● WHAT YOU ARE ASKED TO DO:
Can you copy the lines word for word, from the very first one through the line holding "event-venue: LVCC - West", with that line included?

[Spatial layout entries]

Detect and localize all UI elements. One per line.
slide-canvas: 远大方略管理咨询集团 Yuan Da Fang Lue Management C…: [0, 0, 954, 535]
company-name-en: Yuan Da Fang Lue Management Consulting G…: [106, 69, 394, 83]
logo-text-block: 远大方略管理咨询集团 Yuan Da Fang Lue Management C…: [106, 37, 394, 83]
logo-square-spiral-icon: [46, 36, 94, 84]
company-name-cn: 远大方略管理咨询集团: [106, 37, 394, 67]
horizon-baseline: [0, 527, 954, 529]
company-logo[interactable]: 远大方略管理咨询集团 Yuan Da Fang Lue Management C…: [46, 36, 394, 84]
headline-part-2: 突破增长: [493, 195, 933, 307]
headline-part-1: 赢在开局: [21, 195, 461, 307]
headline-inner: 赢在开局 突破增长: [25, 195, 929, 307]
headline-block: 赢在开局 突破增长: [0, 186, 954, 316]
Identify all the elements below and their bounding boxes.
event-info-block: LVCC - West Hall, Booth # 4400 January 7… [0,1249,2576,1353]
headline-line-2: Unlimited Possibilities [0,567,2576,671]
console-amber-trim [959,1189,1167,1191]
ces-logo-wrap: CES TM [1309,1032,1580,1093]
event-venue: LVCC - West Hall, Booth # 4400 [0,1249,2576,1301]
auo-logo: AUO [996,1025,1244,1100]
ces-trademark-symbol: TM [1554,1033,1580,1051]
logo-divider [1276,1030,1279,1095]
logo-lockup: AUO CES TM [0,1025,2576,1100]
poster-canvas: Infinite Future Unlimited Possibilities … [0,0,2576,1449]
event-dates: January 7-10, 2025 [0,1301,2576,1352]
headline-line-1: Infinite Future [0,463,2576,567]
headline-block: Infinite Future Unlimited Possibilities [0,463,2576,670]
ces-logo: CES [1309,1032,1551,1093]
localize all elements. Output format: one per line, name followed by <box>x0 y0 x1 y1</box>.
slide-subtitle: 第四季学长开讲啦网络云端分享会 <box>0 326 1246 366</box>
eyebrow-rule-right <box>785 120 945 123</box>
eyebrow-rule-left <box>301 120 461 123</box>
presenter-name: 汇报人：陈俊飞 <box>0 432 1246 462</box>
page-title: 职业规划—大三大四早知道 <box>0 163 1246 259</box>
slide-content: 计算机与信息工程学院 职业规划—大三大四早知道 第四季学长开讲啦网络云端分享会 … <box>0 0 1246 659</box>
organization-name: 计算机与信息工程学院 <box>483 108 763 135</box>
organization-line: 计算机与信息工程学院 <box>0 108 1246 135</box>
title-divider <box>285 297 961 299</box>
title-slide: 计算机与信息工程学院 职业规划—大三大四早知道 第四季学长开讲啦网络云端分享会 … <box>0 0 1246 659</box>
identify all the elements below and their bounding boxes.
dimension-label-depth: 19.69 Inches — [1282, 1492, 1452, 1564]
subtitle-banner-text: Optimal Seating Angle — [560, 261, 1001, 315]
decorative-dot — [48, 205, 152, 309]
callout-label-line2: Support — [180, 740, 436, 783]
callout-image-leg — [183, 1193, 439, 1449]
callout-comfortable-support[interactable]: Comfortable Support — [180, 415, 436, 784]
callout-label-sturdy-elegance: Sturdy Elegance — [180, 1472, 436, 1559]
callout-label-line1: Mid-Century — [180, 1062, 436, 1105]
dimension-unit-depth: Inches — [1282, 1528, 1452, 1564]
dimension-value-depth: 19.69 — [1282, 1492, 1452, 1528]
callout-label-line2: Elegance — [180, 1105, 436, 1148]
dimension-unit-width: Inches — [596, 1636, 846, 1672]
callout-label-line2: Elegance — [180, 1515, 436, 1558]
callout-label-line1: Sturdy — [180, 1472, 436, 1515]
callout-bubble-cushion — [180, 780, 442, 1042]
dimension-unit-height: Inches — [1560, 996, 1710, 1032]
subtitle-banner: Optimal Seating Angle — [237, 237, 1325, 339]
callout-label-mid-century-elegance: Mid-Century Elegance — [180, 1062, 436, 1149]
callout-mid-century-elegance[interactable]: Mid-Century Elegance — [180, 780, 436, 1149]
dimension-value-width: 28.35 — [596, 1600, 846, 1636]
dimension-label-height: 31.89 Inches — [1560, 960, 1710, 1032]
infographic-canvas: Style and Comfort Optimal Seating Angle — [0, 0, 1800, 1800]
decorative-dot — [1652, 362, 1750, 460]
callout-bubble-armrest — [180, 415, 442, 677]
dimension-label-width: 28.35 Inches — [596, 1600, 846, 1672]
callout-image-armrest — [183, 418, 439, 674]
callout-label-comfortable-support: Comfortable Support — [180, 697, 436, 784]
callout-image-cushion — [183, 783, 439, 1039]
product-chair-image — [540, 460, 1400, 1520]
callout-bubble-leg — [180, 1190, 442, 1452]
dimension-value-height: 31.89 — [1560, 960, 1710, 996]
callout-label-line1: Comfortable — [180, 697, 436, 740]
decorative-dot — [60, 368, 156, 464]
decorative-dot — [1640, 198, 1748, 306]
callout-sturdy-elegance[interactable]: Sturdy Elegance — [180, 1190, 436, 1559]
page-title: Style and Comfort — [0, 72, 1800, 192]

● EXERCISE RESPONSE:
Detect and localize all UI elements. One per line.
slide-canvas: 远大方略管理咨询集团 Yuan Da Fang Lue Management C…: [0, 0, 954, 535]
company-name-en: Yuan Da Fang Lue Management Consulting G…: [106, 69, 394, 83]
logo-text-block: 远大方略管理咨询集团 Yuan Da Fang Lue Management C…: [106, 37, 394, 83]
logo-square-spiral-icon: [46, 36, 94, 84]
company-name-cn: 远大方略管理咨询集团: [106, 37, 394, 67]
horizon-baseline: [0, 527, 954, 529]
company-logo[interactable]: 远大方略管理咨询集团 Yuan Da Fang Lue Management C…: [46, 36, 394, 84]
headline-part-2: 突破增长: [493, 195, 933, 307]
headline-part-1: 赢在开局: [21, 195, 461, 307]
headline-inner: 赢在开局 突破增长: [25, 195, 929, 307]
headline-block: 赢在开局 突破增长: [0, 186, 954, 316]
Identify all the elements below and their bounding boxes.
event-info-block: LVCC - West Hall, Booth # 4400 January 7… [0,1249,2576,1353]
headline-line-2: Unlimited Possibilities [0,567,2576,671]
console-amber-trim [959,1189,1167,1191]
ces-logo-wrap: CES TM [1309,1032,1580,1093]
event-venue: LVCC - West Hall, Booth # 4400 [0,1249,2576,1301]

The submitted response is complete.